TASK DESCRIPTION =
Write out the listing beneath this instruction in its entirety, exactly as it reads.

(Extracted records)
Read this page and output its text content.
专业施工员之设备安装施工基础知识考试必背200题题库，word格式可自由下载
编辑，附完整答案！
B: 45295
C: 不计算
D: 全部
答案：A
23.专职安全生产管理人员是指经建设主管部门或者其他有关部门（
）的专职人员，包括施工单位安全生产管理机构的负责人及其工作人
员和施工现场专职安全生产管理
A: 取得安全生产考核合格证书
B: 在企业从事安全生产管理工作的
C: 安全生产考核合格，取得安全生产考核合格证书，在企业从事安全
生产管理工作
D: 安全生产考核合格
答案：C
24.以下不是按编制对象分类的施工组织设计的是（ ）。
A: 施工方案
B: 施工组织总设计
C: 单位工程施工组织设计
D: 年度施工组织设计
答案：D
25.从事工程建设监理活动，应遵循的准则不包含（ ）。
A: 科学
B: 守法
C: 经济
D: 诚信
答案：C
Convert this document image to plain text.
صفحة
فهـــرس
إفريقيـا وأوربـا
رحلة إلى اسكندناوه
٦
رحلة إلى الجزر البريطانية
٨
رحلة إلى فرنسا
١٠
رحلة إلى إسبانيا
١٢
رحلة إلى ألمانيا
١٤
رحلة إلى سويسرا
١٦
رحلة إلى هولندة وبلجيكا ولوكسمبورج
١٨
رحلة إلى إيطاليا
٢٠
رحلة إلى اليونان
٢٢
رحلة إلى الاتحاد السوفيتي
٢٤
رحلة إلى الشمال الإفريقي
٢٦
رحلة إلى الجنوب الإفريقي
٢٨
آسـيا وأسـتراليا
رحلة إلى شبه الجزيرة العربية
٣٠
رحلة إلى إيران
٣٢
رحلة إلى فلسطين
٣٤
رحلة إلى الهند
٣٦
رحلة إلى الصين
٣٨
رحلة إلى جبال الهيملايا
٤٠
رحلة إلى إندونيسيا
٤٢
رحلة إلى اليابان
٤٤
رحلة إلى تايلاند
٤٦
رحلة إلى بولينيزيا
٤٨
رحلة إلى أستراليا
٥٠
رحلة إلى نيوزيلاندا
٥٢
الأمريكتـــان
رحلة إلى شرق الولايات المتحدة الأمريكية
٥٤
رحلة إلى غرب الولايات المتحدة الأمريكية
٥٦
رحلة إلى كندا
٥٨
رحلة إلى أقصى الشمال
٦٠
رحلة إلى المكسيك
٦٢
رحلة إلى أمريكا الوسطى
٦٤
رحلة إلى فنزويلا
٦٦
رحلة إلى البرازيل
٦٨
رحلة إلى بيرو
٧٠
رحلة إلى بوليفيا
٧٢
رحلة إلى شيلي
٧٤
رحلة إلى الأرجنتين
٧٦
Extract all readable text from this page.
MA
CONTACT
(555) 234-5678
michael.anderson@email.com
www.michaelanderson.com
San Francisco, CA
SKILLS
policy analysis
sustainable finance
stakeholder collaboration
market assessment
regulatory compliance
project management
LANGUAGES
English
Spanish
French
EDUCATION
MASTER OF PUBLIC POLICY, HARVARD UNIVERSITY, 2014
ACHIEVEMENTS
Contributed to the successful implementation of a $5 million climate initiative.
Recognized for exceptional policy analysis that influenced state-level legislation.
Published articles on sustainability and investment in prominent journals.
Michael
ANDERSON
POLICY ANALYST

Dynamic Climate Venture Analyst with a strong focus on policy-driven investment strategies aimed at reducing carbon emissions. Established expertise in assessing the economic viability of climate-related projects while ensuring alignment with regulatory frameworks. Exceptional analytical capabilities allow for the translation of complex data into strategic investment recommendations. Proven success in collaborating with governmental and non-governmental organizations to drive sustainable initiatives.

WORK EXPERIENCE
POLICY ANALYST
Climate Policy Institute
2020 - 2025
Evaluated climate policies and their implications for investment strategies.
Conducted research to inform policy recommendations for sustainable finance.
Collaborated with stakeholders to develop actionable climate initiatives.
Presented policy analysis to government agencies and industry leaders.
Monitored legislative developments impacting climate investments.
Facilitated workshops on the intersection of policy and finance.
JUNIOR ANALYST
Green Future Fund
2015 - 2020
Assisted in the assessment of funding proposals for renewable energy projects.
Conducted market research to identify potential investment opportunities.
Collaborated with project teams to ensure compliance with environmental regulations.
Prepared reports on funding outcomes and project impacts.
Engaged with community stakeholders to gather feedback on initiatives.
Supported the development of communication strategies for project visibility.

THE SOLUTION =
Read this page and output its text content.
专业施工员之设备安装施工基础知识考试必背200题题库，word格式可自由下载
编辑，附完整答案！
B: 45295
C: 不计算
D: 全部
答案：A
23.专职安全生产管理人员是指经建设主管部门或者其他有关部门（
）的专职人员，包括施工单位安全生产管理机构的负责人及其工作人
员和施工现场专职安全生产管理
A: 取得安全生产考核合格证书
B: 在企业从事安全生产管理工作的
C: 安全生产考核合格，取得安全生产考核合格证书，在企业从事安全
生产管理工作
D: 安全生产考核合格
答案：C
24.以下不是按编制对象分类的施工组织设计的是（ ）。
A: 施工方案
B: 施工组织总设计
C: 单位工程施工组织设计
D: 年度施工组织设计
答案：D
25.从事工程建设监理活动，应遵循的准则不包含（ ）。
A: 科学
B: 守法
C: 经济
D: 诚信
答案：C
Convert this document image to plain text.
صفحة
فهـــرس
إفريقيـا وأوربـا
رحلة إلى اسكندناوه
٦
رحلة إلى الجزر البريطانية
٨
رحلة إلى فرنسا
١٠
رحلة إلى إسبانيا
١٢
رحلة إلى ألمانيا
١٤
رحلة إلى سويسرا
١٦
رحلة إلى هولندة وبلجيكا ولوكسمبورج
١٨
رحلة إلى إيطاليا
٢٠
رحلة إلى اليونان
٢٢
رحلة إلى الاتحاد السوفيتي
٢٤
رحلة إلى الشمال الإفريقي
٢٦
رحلة إلى الجنوب الإفريقي
٢٨
آسـيا وأسـتراليا
رحلة إلى شبه الجزيرة العربية
٣٠
رحلة إلى إيران
٣٢
رحلة إلى فلسطين
٣٤
رحلة إلى الهند
٣٦
رحلة إلى الصين
٣٨
رحلة إلى جبال الهيملايا
٤٠
رحلة إلى إندونيسيا
٤٢
رحلة إلى اليابان
٤٤
رحلة إلى تايلاند
٤٦
رحلة إلى بولينيزيا
٤٨
رحلة إلى أستراليا
٥٠
رحلة إلى نيوزيلاندا
٥٢
الأمريكتـــان
رحلة إلى شرق الولايات المتحدة الأمريكية
٥٤
رحلة إلى غرب الولايات المتحدة الأمريكية
٥٦
رحلة إلى كندا
٥٨
رحلة إلى أقصى الشمال
٦٠
رحلة إلى المكسيك
٦٢
رحلة إلى أمريكا الوسطى
٦٤
رحلة إلى فنزويلا
٦٦
رحلة إلى البرازيل
٦٨
رحلة إلى بيرو
٧٠
رحلة إلى بوليفيا
٧٢
رحلة إلى شيلي
٧٤
رحلة إلى الأرجنتين
٧٦
Extract all readable text from this page.
MA
CONTACT
(555) 234-5678
michael.anderson@email.com
www.michaelanderson.com
San Francisco, CA
SKILLS
policy analysis
sustainable finance
stakeholder collaboration
market assessment
regulatory compliance
project management
LANGUAGES
English
Spanish
French
EDUCATION
MASTER OF PUBLIC POLICY, HARVARD UNIVERSITY, 2014
ACHIEVEMENTS
Contributed to the successful implementation of a $5 million climate initiative.
Recognized for exceptional policy analysis that influenced state-level legislation.
Published articles on sustainability and investment in prominent journals.
Michael
ANDERSON
POLICY ANALYST

Dynamic Climate Venture Analyst with a strong focus on policy-driven investment strategies aimed at reducing carbon emissions. Established expertise in assessing the economic viability of climate-related projects while ensuring alignment with regulatory frameworks. Exceptional analytical capabilities allow for the translation of complex data into strategic investment recommendations. Proven success in collaborating with governmental and non-governmental organizations to drive sustainable initiatives.

WORK EXPERIENCE
POLICY ANALYST
Climate Policy Institute
2020 - 2025
Evaluated climate policies and their implications for investment strategies.
Conducted research to inform policy recommendations for sustainable finance.
Collaborated with stakeholders to develop actionable climate initiatives.
Presented policy analysis to government agencies and industry leaders.
Monitored legislative developments impacting climate investments.
Facilitated workshops on the intersection of policy and finance.
JUNIOR ANALYST
Green Future Fund
2015 - 2020
Assisted in the assessment of funding proposals for renewable energy projects.
Conducted market research to identify potential investment opportunities.
Collaborated with project teams to ensure compliance with environmental regulations.
Prepared reports on funding outcomes and project impacts.
Engaged with community stakeholders to gather feedback on initiatives.
Supported the development of communication strategies for project visibility.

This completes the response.